EXERCISE PROMPT — In the article on Martin Lopez's Ghost Reveries drum setup, where was the album recorded?

(PASSAGE FOR REVIEW)

# Ghost Reveries Drum Setup: Martin Lopez's Farewell Opeth Album (2005)

> Discover the drum kit, cymbals, and gear Martin Lopez used to record Opeth's Ghost Reveries (2005) — his final studio album with the band before health struggles forced his departure. Complete setup breakdown with gear details and track analysis.

**Type:** Album Drum Setup
**Drummer(s):** [Martin Lopez](/llms/drummers/martin-lopez.md)
**Band / Album:** Opeth — *Ghost Reveries* (2005)
**Genre:** Progressive Death Metal

## Overview

Released on August 30, 2005, "Ghost Reveries" was Opeth's first album for Roadrunner Records and, though no one knew it at the time, Martin Lopez's farewell studio performance with the band. It stands as a landmark recording in its own right: a return to the full dynamic range that had defined Blackwater Park, combined with the expanded harmonic ambition of a band signed to a major international label for the first time.

Recorded at Fascination Street Studios in Örebro, Sweden, and mixed by Jens Bogren, Ghost Reveries pushed Opeth's progressive death metal further than ever — Mellotron textures, extended song forms, and folk-tinged acoustic interludes sat alongside some of the most relentless death metal riffing the band had committed to tape. For Lopez, the album demanded the full range of his vocabulary: the jazz-informed sensitivity of Damnation, the brutal physicality of Deliverance, and a newfound rhythmic complexity that matched the band's increasingly progressive songwriting.

"Ghost of Perdition," the album's nine-minute opener, remains one of Opeth's most celebrated tracks and a showcase for everything Lopez could do — blast beats giving way to syncopated grooves, then dissolving into a hushed acoustic midsection before crashing back into the album's heaviest riffing. "The Baying of the Hounds" and "The Grand Conjuration" demonstrate the same range across the record, while "Reverie/Harlequin Forest" (added as a bonus track on later pressings) closes the era with one final burst of the dynamic interplay Lopez had spent eight years perfecting with this band.

By the time Ghost Reveries toured, Lopez's long-standing struggles with panic disorder had become unmanageable on the road. He left Opeth in 2006, and Martin Axenrot took over the drum stool for Watershed (2008) — closing the most celebrated chapter of Opeth's drumming history. This article breaks down every piece of gear Martin Lopez used on Ghost Reveries, traces how his setup evolved from the Deliverance era, and examines why this record stands as the definitive sign-off to his Opeth tenure.

## Gear Breakdown

- **Drums:** Pearl Pearl Reference (Piano Black Lacquer finish)
- **Snare:** Pearl Pearl Reference Maple/Birch Snare, 14" x 6.5"
- **Cymbals:** Paiste — Paiste Signature Series
- **Hardware / Pedals:** Pearl Eliminator Double Pedal; Pearl Eliminator Hi-Hat Stand; Roc-N-Soc Nitro; Vic Firth American Classic 5A; Pearl Felt Beaters
- **Heads:** Remo Ambassador Coated (batter), Remo Ambassador Snare Side (resonant)

(End PASSAGE FOR REVIEW)
(MATERIAL PROVIDED)

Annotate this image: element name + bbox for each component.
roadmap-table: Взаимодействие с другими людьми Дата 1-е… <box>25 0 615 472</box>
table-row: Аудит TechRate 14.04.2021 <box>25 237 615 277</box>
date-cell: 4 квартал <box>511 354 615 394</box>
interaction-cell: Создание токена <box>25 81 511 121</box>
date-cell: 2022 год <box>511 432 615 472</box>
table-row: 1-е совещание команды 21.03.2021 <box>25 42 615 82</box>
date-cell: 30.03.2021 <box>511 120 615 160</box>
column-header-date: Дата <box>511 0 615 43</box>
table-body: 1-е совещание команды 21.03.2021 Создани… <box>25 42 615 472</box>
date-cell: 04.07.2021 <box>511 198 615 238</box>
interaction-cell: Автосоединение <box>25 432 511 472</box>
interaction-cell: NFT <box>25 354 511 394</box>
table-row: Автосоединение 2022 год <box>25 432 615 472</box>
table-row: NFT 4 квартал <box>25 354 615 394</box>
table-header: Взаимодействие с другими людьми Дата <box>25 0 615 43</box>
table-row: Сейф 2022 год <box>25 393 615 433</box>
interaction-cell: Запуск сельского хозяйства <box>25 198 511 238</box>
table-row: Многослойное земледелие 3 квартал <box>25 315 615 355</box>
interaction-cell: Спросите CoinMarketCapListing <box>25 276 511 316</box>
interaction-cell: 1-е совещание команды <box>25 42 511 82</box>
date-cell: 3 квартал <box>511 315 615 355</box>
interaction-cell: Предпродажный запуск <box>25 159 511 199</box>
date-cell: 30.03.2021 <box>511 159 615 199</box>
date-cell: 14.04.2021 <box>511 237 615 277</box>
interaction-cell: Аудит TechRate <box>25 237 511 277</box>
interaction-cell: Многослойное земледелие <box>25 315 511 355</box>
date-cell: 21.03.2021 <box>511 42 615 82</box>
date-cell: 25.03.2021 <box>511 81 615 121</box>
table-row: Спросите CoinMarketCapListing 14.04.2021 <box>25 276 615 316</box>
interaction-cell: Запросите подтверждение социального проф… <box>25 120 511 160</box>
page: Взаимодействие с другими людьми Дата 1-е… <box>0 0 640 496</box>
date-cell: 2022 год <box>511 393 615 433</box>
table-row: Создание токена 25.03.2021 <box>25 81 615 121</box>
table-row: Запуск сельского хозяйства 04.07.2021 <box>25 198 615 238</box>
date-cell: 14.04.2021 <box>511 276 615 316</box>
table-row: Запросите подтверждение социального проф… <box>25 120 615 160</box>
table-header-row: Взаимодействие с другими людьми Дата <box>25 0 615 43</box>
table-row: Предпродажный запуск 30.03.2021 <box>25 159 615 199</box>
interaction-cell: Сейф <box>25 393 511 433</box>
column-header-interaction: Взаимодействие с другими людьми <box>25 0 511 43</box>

(End MATERIAL PROVIDED)

ANSWER AREA — Fascination Street Studios in Örebro, Sweden.